***** Provided data

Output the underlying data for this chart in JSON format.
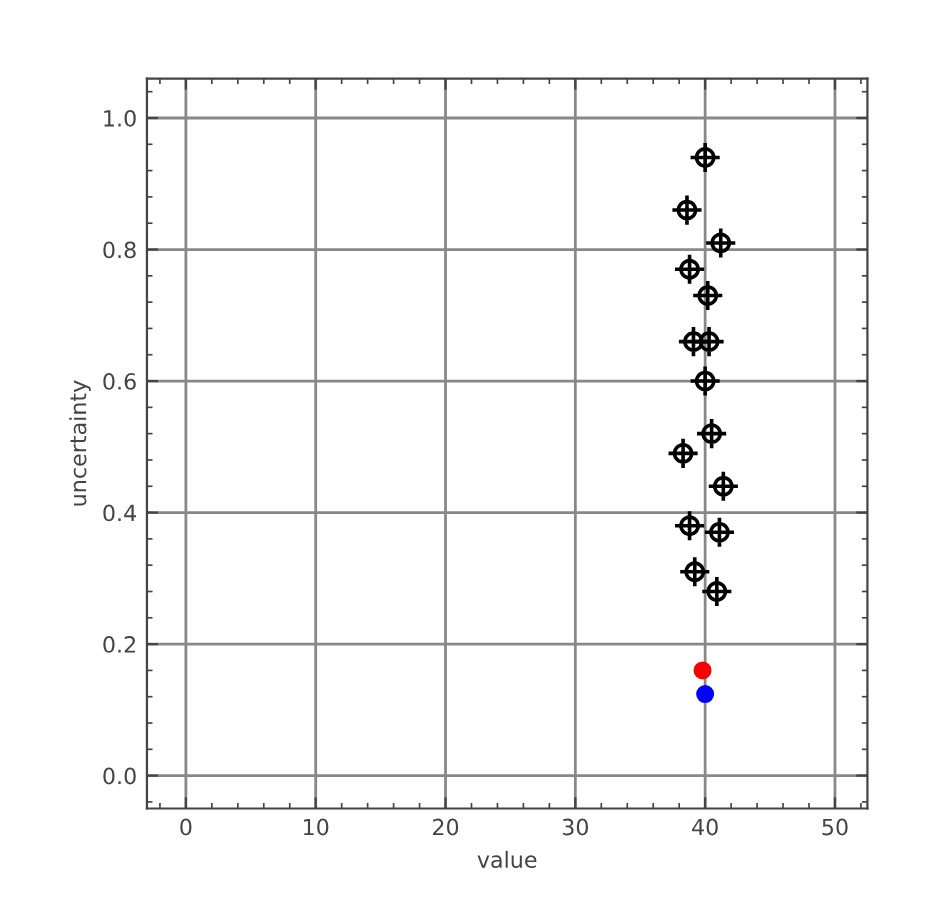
{
  "chart_data": {
    "type": "scatter",
    "xlabel": "value",
    "ylabel": "uncertainty",
    "xlim": [
      -3,
      52.5
    ],
    "ylim": [
      -0.05,
      1.06
    ],
    "xticks": [
      0,
      10,
      20,
      30,
      40,
      50
    ],
    "yticks": [
      {
        "value": 0,
        "label": "0.0"
      },
      {
        "value": 0.2,
        "label": "0.2"
      },
      {
        "value": 0.4,
        "label": "0.4"
      },
      {
        "value": 0.6,
        "label": "0.6"
      },
      {
        "value": 0.8,
        "label": "0.8"
      },
      {
        "value": 1,
        "label": "1.0"
      }
    ],
    "grid": true,
    "legend": false,
    "series": [
      {
        "color": "#000000",
        "marker": "cross",
        "x": [
          40.0,
          38.6,
          41.2,
          38.8,
          40.2,
          39.1,
          40.3,
          40.0,
          40.5,
          38.3,
          41.4,
          38.8,
          41.1,
          39.2,
          40.9
        ],
        "values": [
          0.94,
          0.86,
          0.81,
          0.77,
          0.73,
          0.66,
          0.66,
          0.6,
          0.52,
          0.49,
          0.44,
          0.38,
          0.37,
          0.31,
          0.28
        ]
      },
      {
        "color": "#ff0000",
        "marker": "circle",
        "x": [
          39.8
        ],
        "values": [
          0.16
        ]
      },
      {
        "color": "#0000ff",
        "marker": "circle",
        "x": [
          40.0
        ],
        "values": [
          0.124
        ]
      }
    ]
  }
}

**********

Leave out the pictures and transcribe everything else exactly.

Result for this task:
Output the underlying data for this chart in JSON format.
{
  "chart_data": {
    "type": "scatter",
    "xlabel": "value",
    "ylabel": "uncertainty",
    "xlim": [
      -3,
      52.5
    ],
    "ylim": [
      -0.05,
      1.06
    ],
    "xticks": [
      0,
      10,
      20,
      30,
      40,
      50
    ],
    "yticks": [
      {
        "value": 0,
        "label": "0.0"
      },
      {
        "value": 0.2,
        "label": "0.2"
      },
      {
        "value": 0.4,
        "label": "0.4"
      },
      {
        "value": 0.6,
        "label": "0.6"
      },
      {
        "value": 0.8,
        "label": "0.8"
      },
      {
        "value": 1,
        "label": "1.0"
      }
    ],
    "grid": true,
    "legend": false,
    "series": [
      {
        "color": "#000000",
        "marker": "cross",
        "x": [
          40.0,
          38.6,
          41.2,
          38.8,
          40.2,
          39.1,
          40.3,
          40.0,
          40.5,
          38.3,
          41.4,
          38.8,
          41.1,
          39.2,
          40.9
        ],
        "values": [
          0.94,
          0.86,
          0.81,
          0.77,
          0.73,
          0.66,
          0.66,
          0.6,
          0.52,
          0.49,
          0.44,
          0.38,
          0.37,
          0.31,
          0.28
        ]
      },
      {
        "color": "#ff0000",
        "marker": "circle",
        "x": [
          39.8
        ],
        "values": [
          0.16
        ]
      },
      {
        "color": "#0000ff",
        "marker": "circle",
        "x": [
          40.0
        ],
        "values": [
          0.124
        ]
      }
    ]
  }
}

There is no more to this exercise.